_Your task_. Search the data for the word "JSON" and copy every line where it occurs.

_Extracted material_.
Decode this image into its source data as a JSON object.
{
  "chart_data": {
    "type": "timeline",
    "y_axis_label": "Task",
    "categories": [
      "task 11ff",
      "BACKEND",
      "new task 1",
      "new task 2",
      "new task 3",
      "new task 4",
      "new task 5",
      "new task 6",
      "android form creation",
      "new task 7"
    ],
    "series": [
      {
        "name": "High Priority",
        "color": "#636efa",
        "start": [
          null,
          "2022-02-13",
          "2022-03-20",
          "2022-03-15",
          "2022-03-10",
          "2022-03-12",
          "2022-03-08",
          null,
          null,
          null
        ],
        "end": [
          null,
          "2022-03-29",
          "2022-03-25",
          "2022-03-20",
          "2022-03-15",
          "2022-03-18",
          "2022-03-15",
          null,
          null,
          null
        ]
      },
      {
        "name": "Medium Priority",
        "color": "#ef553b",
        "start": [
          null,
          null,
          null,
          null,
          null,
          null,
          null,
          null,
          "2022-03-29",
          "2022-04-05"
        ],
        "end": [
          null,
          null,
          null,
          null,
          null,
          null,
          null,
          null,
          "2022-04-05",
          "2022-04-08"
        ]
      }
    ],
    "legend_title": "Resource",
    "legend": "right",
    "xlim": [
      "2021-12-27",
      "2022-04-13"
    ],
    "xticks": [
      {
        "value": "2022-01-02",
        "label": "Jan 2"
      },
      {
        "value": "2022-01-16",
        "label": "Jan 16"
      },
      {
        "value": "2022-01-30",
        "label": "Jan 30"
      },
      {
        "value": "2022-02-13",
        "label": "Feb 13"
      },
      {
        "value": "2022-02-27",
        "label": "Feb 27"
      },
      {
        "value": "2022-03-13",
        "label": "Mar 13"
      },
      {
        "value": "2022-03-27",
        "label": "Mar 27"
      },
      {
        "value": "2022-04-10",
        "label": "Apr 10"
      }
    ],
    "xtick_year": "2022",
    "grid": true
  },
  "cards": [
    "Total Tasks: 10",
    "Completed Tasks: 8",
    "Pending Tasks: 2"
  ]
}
--
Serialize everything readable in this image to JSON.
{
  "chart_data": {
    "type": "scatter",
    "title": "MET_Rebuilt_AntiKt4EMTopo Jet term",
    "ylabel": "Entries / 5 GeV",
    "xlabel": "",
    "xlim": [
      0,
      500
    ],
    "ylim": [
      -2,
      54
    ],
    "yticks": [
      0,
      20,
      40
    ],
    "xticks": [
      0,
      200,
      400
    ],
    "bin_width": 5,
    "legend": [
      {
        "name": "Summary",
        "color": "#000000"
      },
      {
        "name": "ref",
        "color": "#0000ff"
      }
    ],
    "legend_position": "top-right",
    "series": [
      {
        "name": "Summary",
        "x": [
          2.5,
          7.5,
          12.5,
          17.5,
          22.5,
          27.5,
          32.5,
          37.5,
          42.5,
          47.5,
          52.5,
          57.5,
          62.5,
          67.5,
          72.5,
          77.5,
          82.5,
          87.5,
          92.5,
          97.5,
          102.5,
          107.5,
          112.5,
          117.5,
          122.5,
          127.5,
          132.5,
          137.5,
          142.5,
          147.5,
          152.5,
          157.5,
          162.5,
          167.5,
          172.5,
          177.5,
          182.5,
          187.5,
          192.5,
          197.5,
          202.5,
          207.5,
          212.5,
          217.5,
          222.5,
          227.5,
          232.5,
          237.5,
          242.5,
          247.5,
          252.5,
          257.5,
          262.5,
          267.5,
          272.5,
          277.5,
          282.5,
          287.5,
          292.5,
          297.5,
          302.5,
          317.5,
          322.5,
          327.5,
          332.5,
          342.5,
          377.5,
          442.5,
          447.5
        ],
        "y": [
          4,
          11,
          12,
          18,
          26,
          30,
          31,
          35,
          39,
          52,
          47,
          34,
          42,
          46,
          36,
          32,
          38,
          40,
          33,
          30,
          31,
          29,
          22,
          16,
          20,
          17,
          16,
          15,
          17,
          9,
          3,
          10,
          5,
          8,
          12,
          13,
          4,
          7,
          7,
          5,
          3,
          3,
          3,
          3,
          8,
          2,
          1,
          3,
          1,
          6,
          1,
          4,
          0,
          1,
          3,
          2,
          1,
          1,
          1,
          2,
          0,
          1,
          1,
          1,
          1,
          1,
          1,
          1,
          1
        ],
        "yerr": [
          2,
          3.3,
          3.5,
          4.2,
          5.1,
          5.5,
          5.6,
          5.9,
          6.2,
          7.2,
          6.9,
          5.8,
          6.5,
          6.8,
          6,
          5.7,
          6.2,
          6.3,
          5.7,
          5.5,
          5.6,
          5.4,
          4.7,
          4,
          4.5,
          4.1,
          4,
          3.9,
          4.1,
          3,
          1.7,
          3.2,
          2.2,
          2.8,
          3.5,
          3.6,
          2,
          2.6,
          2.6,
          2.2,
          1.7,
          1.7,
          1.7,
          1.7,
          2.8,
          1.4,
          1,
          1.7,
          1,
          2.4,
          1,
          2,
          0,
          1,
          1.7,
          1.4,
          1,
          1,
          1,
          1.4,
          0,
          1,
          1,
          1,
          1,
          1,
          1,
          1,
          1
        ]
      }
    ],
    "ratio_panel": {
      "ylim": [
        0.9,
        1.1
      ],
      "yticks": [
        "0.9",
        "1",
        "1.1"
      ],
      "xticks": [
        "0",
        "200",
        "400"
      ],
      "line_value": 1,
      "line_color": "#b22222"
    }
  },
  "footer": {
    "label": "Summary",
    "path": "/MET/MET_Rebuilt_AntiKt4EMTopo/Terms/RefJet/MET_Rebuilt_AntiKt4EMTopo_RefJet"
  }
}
--
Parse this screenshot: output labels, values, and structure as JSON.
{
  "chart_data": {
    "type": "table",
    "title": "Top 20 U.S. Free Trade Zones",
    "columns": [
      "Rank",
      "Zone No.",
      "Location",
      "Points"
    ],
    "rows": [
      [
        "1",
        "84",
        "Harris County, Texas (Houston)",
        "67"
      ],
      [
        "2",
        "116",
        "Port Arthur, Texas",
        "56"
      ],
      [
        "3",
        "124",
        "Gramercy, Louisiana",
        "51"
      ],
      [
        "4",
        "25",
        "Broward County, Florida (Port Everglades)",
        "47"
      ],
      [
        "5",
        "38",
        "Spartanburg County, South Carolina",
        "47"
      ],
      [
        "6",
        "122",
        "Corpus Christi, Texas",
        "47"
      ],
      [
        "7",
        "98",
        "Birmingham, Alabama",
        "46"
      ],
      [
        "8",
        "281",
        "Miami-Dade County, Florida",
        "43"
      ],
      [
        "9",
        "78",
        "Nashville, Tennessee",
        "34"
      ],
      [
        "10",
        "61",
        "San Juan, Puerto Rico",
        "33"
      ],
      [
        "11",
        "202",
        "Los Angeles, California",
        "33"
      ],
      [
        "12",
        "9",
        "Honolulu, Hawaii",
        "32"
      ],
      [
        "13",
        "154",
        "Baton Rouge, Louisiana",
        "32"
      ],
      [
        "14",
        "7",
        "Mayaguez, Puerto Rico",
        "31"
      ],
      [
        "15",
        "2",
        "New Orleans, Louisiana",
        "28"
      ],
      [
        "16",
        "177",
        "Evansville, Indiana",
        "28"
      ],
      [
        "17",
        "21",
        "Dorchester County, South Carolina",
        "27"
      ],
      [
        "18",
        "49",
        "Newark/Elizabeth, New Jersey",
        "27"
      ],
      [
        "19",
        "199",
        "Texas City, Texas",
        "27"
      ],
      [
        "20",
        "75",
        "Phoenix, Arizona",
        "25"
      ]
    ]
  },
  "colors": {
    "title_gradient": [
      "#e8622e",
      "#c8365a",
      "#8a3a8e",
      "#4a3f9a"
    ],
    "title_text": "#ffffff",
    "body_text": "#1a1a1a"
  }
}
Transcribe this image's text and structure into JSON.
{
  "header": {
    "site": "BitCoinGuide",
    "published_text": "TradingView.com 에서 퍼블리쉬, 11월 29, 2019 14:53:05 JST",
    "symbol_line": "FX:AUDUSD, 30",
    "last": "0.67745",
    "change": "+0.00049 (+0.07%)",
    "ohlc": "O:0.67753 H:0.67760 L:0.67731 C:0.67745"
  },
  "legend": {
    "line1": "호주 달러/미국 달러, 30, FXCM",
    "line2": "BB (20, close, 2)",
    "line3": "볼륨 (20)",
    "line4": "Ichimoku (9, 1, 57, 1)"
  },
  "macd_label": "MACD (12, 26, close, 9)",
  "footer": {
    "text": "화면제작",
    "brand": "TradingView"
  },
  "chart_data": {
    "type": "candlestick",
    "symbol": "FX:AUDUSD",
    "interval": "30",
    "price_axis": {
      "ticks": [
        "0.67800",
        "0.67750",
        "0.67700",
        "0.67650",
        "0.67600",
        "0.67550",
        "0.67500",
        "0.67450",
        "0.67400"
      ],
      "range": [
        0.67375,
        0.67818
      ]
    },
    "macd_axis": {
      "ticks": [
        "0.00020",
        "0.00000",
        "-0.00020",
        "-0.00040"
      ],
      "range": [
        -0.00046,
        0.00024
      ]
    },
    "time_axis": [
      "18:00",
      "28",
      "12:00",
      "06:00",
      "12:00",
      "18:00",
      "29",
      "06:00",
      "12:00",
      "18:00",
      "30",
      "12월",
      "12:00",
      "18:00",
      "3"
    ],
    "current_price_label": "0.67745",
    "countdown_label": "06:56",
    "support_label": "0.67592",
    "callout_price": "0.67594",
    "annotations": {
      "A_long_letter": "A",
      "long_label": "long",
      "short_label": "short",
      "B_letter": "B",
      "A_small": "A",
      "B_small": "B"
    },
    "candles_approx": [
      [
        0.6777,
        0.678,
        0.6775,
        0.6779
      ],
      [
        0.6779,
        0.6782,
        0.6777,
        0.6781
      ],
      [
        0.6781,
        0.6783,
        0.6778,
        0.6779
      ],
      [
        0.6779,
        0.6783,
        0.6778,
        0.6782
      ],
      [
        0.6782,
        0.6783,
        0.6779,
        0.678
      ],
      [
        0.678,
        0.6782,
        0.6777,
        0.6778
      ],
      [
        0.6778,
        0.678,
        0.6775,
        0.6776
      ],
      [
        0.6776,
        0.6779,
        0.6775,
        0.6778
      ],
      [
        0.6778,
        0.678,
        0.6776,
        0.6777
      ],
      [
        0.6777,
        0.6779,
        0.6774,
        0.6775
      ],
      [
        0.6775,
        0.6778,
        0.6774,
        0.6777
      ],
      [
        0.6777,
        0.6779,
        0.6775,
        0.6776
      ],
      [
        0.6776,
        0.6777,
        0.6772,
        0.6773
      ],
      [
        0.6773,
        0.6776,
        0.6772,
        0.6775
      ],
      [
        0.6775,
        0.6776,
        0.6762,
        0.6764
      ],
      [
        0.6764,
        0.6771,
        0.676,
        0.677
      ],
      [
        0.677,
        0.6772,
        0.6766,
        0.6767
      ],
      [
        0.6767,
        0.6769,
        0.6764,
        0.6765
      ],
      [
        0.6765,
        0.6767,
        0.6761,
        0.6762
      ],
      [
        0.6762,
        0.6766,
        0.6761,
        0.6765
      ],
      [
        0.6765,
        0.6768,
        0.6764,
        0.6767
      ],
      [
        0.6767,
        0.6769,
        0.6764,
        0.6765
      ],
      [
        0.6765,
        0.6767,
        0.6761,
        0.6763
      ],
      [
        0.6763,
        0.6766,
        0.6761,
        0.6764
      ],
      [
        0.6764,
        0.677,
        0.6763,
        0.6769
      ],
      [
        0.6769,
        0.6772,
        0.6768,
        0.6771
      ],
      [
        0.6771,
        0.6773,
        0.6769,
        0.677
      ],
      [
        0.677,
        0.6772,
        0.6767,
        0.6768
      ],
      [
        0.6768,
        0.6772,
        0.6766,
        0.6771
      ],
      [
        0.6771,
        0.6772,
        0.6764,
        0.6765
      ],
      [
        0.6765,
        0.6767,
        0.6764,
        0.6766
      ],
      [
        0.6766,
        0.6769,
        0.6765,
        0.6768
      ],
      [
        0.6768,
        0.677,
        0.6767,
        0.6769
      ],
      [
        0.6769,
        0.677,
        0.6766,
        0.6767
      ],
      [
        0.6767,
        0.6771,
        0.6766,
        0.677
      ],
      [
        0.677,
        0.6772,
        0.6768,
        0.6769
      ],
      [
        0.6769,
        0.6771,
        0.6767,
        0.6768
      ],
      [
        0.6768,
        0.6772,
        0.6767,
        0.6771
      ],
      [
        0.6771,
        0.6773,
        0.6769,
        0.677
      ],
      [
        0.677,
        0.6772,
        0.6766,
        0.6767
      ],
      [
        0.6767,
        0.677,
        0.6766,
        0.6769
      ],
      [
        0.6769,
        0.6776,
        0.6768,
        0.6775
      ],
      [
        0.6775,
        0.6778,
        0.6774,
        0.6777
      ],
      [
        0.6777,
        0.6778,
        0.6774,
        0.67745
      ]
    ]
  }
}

_Exercise solution_.
Decode this image into its source data as a JSON object.
Serialize everything readable in this image to JSON.
Parse this screenshot: output labels, values, and structure as JSON.
Transcribe this image's text and structure into JSON.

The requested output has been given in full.